### PROBLEM STATEMENT
Read the data and repeat it in full, exactly.

— Start of EXERCISE INPUTS —

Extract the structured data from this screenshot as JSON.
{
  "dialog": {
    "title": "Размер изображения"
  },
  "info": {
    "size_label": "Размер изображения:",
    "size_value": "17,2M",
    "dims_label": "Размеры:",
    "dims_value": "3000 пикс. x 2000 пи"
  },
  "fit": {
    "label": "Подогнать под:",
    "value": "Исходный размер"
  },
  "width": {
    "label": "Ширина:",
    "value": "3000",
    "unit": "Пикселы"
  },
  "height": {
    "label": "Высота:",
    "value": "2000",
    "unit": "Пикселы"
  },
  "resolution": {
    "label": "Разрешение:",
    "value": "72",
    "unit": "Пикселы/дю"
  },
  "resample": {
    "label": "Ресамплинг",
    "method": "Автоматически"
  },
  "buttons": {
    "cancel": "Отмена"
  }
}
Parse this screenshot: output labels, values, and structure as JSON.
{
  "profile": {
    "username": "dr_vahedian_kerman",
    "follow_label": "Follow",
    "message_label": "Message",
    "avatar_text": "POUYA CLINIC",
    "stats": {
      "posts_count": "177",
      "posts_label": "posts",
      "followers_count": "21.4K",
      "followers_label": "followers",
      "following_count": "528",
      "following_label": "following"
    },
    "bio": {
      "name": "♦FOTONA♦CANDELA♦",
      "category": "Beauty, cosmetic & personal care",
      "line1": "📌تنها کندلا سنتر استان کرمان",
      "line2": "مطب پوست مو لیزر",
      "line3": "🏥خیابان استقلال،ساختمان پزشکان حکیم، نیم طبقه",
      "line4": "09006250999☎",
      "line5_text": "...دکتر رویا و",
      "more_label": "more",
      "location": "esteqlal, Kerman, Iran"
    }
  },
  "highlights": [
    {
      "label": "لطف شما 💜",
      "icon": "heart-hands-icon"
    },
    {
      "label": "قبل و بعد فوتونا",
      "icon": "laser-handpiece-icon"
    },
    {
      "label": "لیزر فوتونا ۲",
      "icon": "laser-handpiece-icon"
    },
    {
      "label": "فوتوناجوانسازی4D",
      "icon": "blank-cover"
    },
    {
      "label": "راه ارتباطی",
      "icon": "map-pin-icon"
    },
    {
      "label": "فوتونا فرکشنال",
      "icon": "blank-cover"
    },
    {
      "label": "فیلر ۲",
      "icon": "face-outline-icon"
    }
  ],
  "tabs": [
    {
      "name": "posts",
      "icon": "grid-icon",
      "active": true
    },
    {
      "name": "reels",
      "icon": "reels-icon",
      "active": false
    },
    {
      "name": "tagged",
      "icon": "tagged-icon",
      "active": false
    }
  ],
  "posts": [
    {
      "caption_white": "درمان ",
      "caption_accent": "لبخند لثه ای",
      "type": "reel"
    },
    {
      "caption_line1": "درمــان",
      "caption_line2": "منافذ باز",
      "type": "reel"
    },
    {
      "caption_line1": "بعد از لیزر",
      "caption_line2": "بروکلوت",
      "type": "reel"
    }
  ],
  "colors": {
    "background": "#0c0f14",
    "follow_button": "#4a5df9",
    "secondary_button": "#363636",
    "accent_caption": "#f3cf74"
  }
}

— End of EXERCISE INPUTS —

### CORRECT RESULT
Extract the structured data from this screenshot as JSON.
{
  "dialog": {
    "title": "Размер изображения"
  },
  "info": {
    "size_label": "Размер изображения:",
    "size_value": "17,2M",
    "dims_label": "Размеры:",
    "dims_value": "3000 пикс. x 2000 пи"
  },
  "fit": {
    "label": "Подогнать под:",
    "value": "Исходный размер"
  },
  "width": {
    "label": "Ширина:",
    "value": "3000",
    "unit": "Пикселы"
  },
  "height": {
    "label": "Высота:",
    "value": "2000",
    "unit": "Пикселы"
  },
  "resolution": {
    "label": "Разрешение:",
    "value": "72",
    "unit": "Пикселы/дю"
  },
  "resample": {
    "label": "Ресамплинг",
    "method": "Автоматически"
  },
  "buttons": {
    "cancel": "Отмена"
  }
}
Parse this screenshot: output labels, values, and structure as JSON.
{
  "profile": {
    "username": "dr_vahedian_kerman",
    "follow_label": "Follow",
    "message_label": "Message",
    "avatar_text": "POUYA CLINIC",
    "stats": {
      "posts_count": "177",
      "posts_label": "posts",
      "followers_count": "21.4K",
      "followers_label": "followers",
      "following_count": "528",
      "following_label": "following"
    },
    "bio": {
      "name": "♦FOTONA♦CANDELA♦",
      "category": "Beauty, cosmetic & personal care",
      "line1": "📌تنها کندلا سنتر استان کرمان",
      "line2": "مطب پوست مو لیزر",
      "line3": "🏥خیابان استقلال،ساختمان پزشکان حکیم، نیم طبقه",
      "line4": "09006250999☎",
      "line5_text": "...دکتر رویا و",
      "more_label": "more",
      "location": "esteqlal, Kerman, Iran"
    }
  },
  "highlights": [
    {
      "label": "لطف شما 💜",
      "icon": "heart-hands-icon"
    },
    {
      "label": "قبل و بعد فوتونا",
      "icon": "laser-handpiece-icon"
    },
    {
      "label": "لیزر فوتونا ۲",
      "icon": "laser-handpiece-icon"
    },
    {
      "label": "فوتوناجوانسازی4D",
      "icon": "blank-cover"
    },
    {
      "label": "راه ارتباطی",
      "icon": "map-pin-icon"
    },
    {
      "label": "فوتونا فرکشنال",
      "icon": "blank-cover"
    },
    {
      "label": "فیلر ۲",
      "icon": "face-outline-icon"
    }
  ],
  "tabs": [
    {
      "name": "posts",
      "icon": "grid-icon",
      "active": true
    },
    {
      "name": "reels",
      "icon": "reels-icon",
      "active": false
    },
    {
      "name": "tagged",
      "icon": "tagged-icon",
      "active": false
    }
  ],
  "posts": [
    {
      "caption_white": "درمان ",
      "caption_accent": "لبخند لثه ای",
      "type": "reel"
    },
    {
      "caption_line1": "درمــان",
      "caption_line2": "منافذ باز",
      "type": "reel"
    },
    {
      "caption_line1": "بعد از لیزر",
      "caption_line2": "بروکلوت",
      "type": "reel"
    }
  ],
  "colors": {
    "background": "#0c0f14",
    "follow_button": "#4a5df9",
    "secondary_button": "#363636",
    "accent_caption": "#f3cf74"
  }
}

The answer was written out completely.